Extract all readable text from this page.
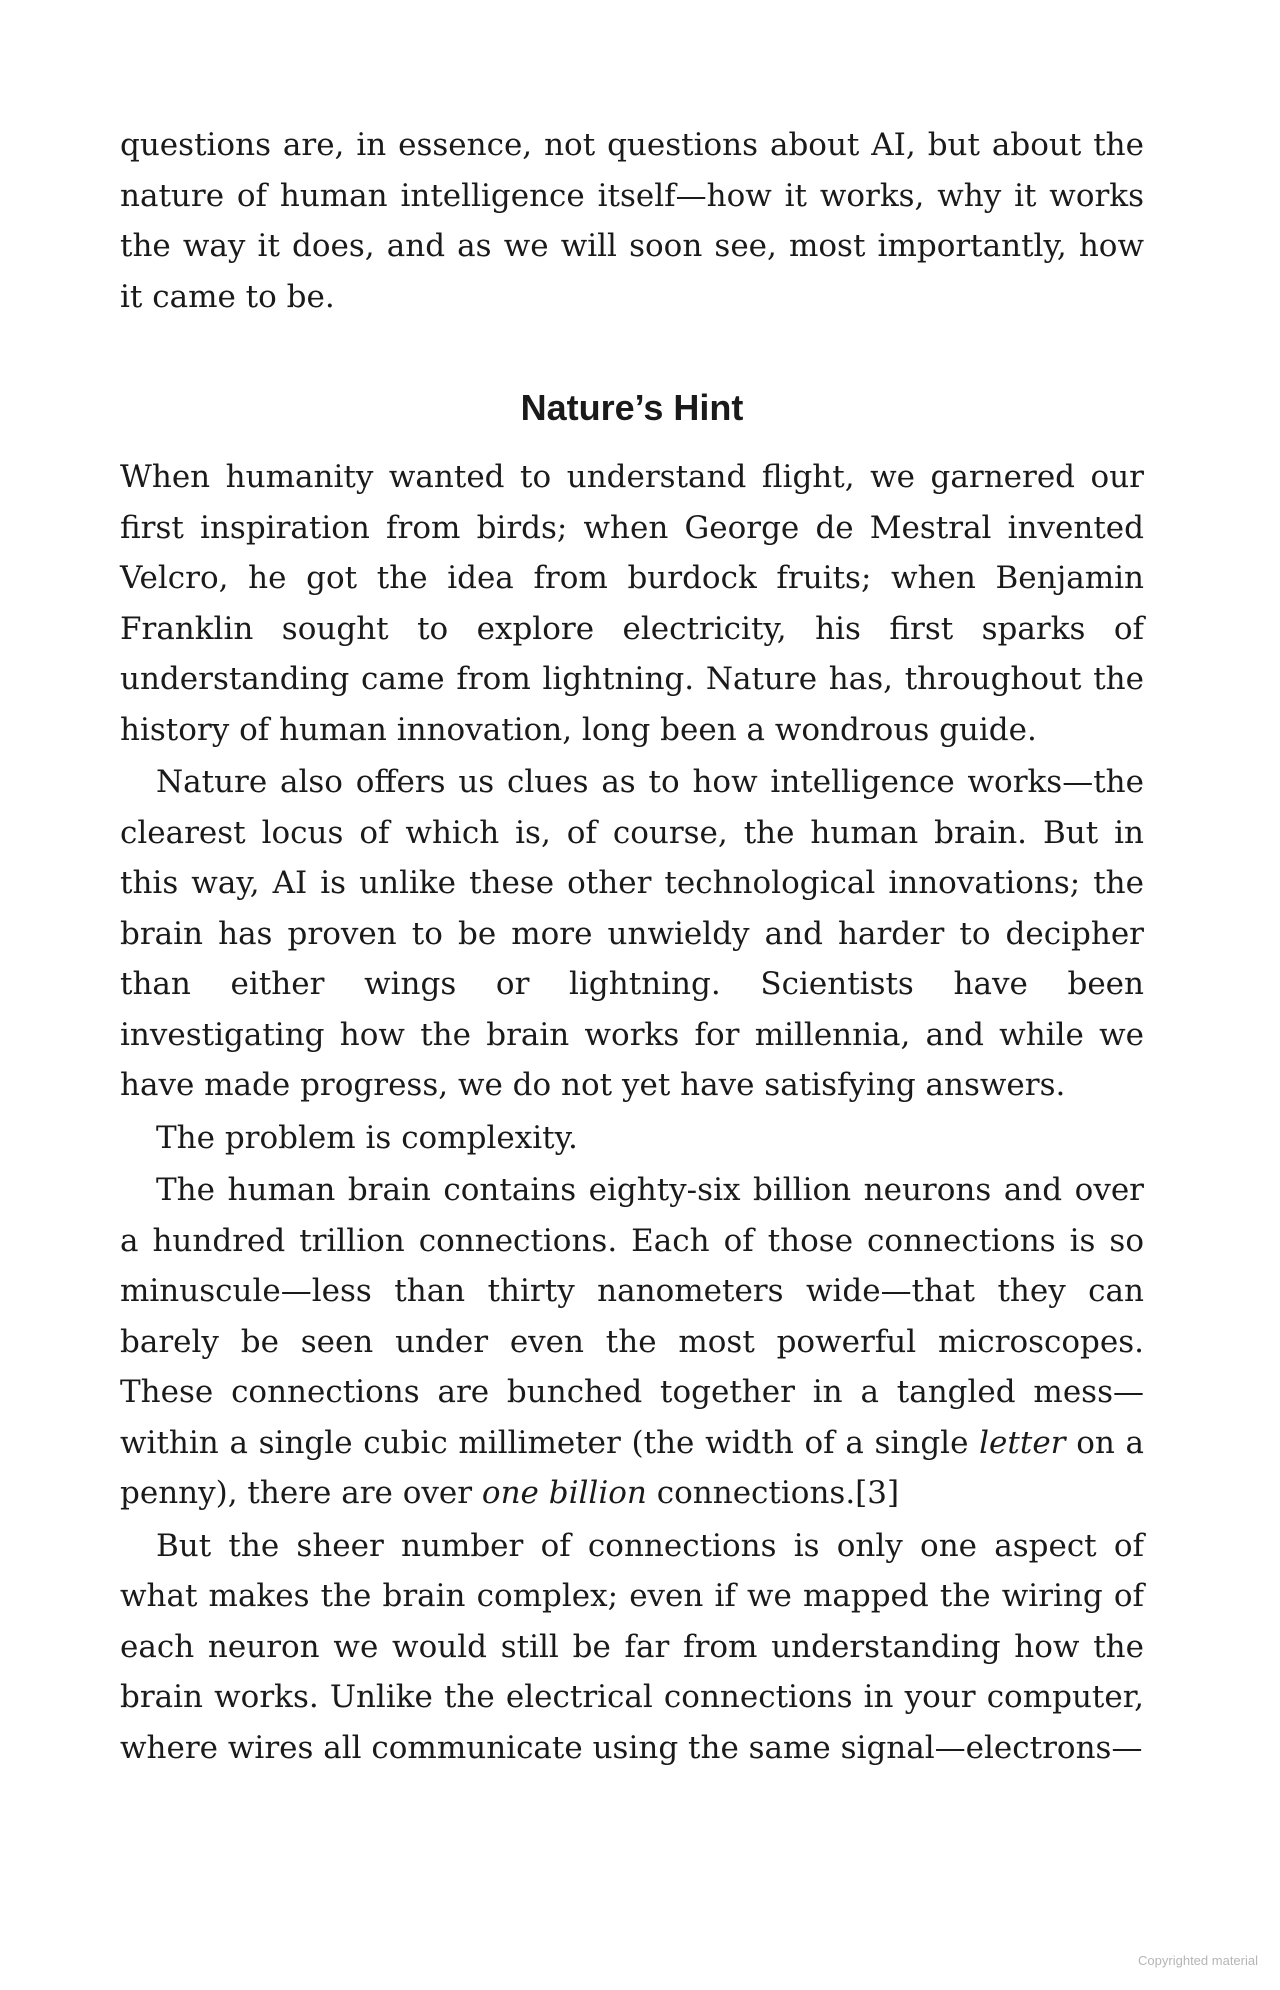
questions are, in essence, not questions about AI, but about the nature of human intelligence itself—how it works, why it works the way it does, and as we will soon see, most importantly, how it came to be.

Nature’s Hint

When humanity wanted to understand flight, we garnered our first inspiration from birds; when George de Mestral invented Velcro, he got the idea from burdock fruits; when Benjamin Franklin sought to explore electricity, his first sparks of understanding came from lightning. Nature has, throughout the history of human innovation, long been a wondrous guide.

Nature also offers us clues as to how intelligence works—the clearest locus of which is, of course, the human brain. But in this way, AI is unlike these other technological innovations; the brain has proven to be more unwieldy and harder to decipher than either wings or lightning. Scientists have been investigating how the brain works for millennia, and while we have made progress, we do not yet have satisfying answers.

The problem is complexity.

The human brain contains eighty-six billion neurons and over a hundred trillion connections. Each of those connections is so minuscule—less than thirty nanometers wide—that they can barely be seen under even the most powerful microscopes. These connections are bunched together in a tangled mess—within a single cubic millimeter (the width of a single letter on a penny), there are over one billion connections.[3]

But the sheer number of connections is only one aspect of what makes the brain complex; even if we mapped the wiring of each neuron we would still be far from understanding how the brain works. Unlike the electrical connections in your computer, where wires all communicate using the same signal—electrons—

Copyrighted material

## What you need to do
Could you repeat all of the material exactly? Pictures should not be copied.

## Problem solution
Extract all readable text from this page.
questions are, in essence, not questions about AI, but about the nature of human intelligence itself—how it works, why it works the way it does, and as we will soon see, most importantly, how it came to be.

Nature’s Hint

When humanity wanted to understand flight, we garnered our first inspiration from birds; when George de Mestral invented Velcro, he got the idea from burdock fruits; when Benjamin Franklin sought to explore electricity, his first sparks of understanding came from lightning. Nature has, throughout the history of human innovation, long been a wondrous guide.

Nature also offers us clues as to how intelligence works—the clearest locus of which is, of course, the human brain. But in this way, AI is unlike these other technological innovations; the brain has proven to be more unwieldy and harder to decipher than either wings or lightning. Scientists have been investigating how the brain works for millennia, and while we have made progress, we do not yet have satisfying answers.

The problem is complexity.

The human brain contains eighty-six billion neurons and over a hundred trillion connections. Each of those connections is so minuscule—less than thirty nanometers wide—that they can barely be seen under even the most powerful microscopes. These connections are bunched together in a tangled mess—within a single cubic millimeter (the width of a single letter on a penny), there are over one billion connections.[3]

But the sheer number of connections is only one aspect of what makes the brain complex; even if we mapped the wiring of each neuron we would still be far from understanding how the brain works. Unlike the electrical connections in your computer, where wires all communicate using the same signal—electrons—

Copyrighted material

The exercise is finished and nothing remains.